[Extracted data entries]

────────────────

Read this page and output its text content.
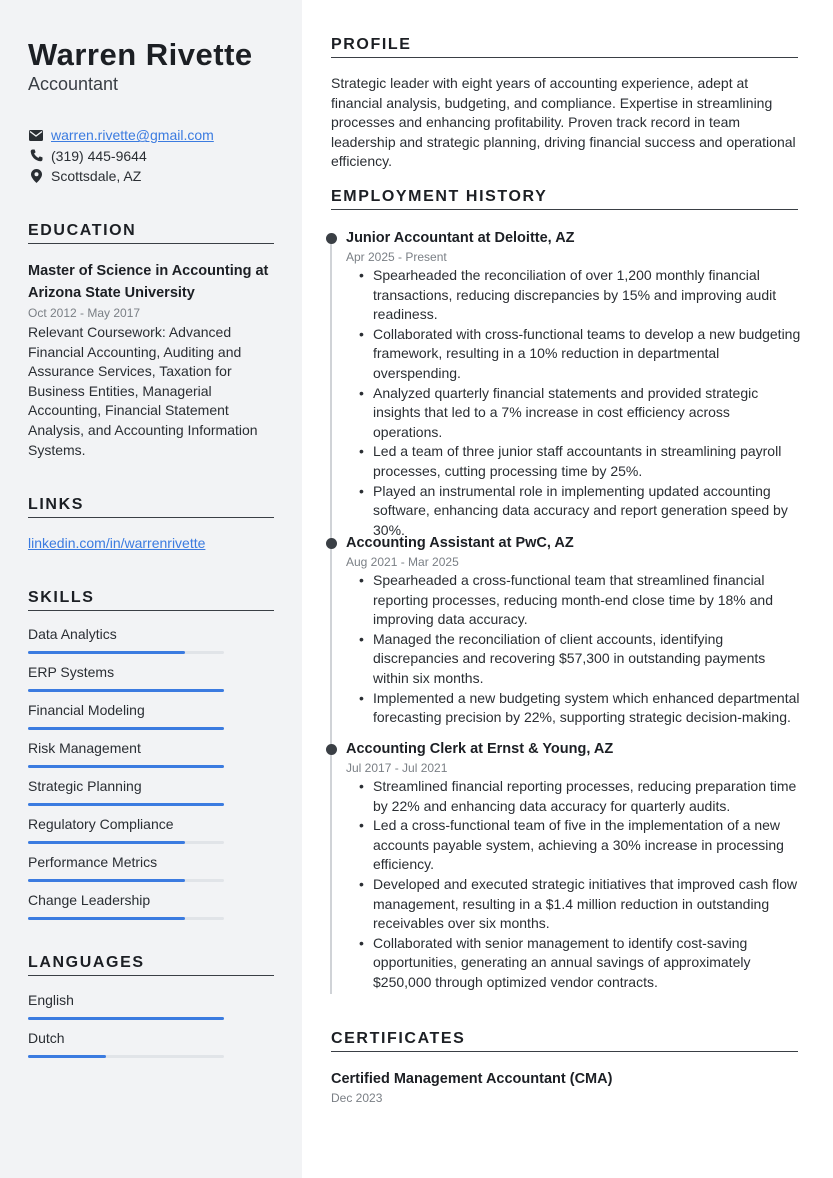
Warren Rivette
Accountant
warren.rivette@gmail.com
(319) 445-9644
Scottsdale, AZ
EDUCATION
Master of Science in Accounting at Arizona State University
Oct 2012 - May 2017
Relevant Coursework: Advanced Financial Accounting, Auditing and Assurance Services, Taxation for Business Entities, Managerial Accounting, Financial Statement Analysis, and Accounting Information Systems.
LINKS
linkedin.com/in/warrenrivette
SKILLS
Data Analytics
ERP Systems
Financial Modeling
Risk Management
Strategic Planning
Regulatory Compliance
Performance Metrics
Change Leadership
LANGUAGES
English
Dutch
PROFILE
Strategic leader with eight years of accounting experience, adept at financial analysis, budgeting, and compliance. Expertise in streamlining processes and enhancing profitability. Proven track record in team leadership and strategic planning, driving financial success and operational efficiency.
EMPLOYMENT HISTORY
Junior Accountant at Deloitte, AZ
Apr 2025 - Present
• Spearheaded the reconciliation of over 1,200 monthly financial transactions, reducing discrepancies by 15% and improving audit readiness.
• Collaborated with cross-functional teams to develop a new budgeting framework, resulting in a 10% reduction in departmental overspending.
• Analyzed quarterly financial statements and provided strategic insights that led to a 7% increase in cost efficiency across operations.
• Led a team of three junior staff accountants in streamlining payroll processes, cutting processing time by 25%.
• Played an instrumental role in implementing updated accounting software, enhancing data accuracy and report generation speed by 30%.
Accounting Assistant at PwC, AZ
Aug 2021 - Mar 2025
• Spearheaded a cross-functional team that streamlined financial reporting processes, reducing month-end close time by 18% and improving data accuracy.
• Managed the reconciliation of client accounts, identifying discrepancies and recovering $57,300 in outstanding payments within six months.
• Implemented a new budgeting system which enhanced departmental forecasting precision by 22%, supporting strategic decision-making.
Accounting Clerk at Ernst & Young, AZ
Jul 2017 - Jul 2021
• Streamlined financial reporting processes, reducing preparation time by 22% and enhancing data accuracy for quarterly audits.
• Led a cross-functional team of five in the implementation of a new accounts payable system, achieving a 30% increase in processing efficiency.
• Developed and executed strategic initiatives that improved cash flow management, resulting in a $1.4 million reduction in outstanding receivables over six months.
• Collaborated with senior management to identify cost-saving opportunities, generating an annual savings of approximately $250,000 through optimized vendor contracts.
CERTIFICATES
Certified Management Accountant (CMA)
Dec 2023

────────────────

Show the lines where the word "reconciliation" appears in the entries.

• _WORKED SOLUTION_:
• Spearheaded the reconciliation of over 1,200 monthly financial transactions, reducing discrepancies by 15% and improving audit readiness.
• Managed the reconciliation of client accounts, identifying discrepancies and recovering $57,300 in outstanding payments within six months.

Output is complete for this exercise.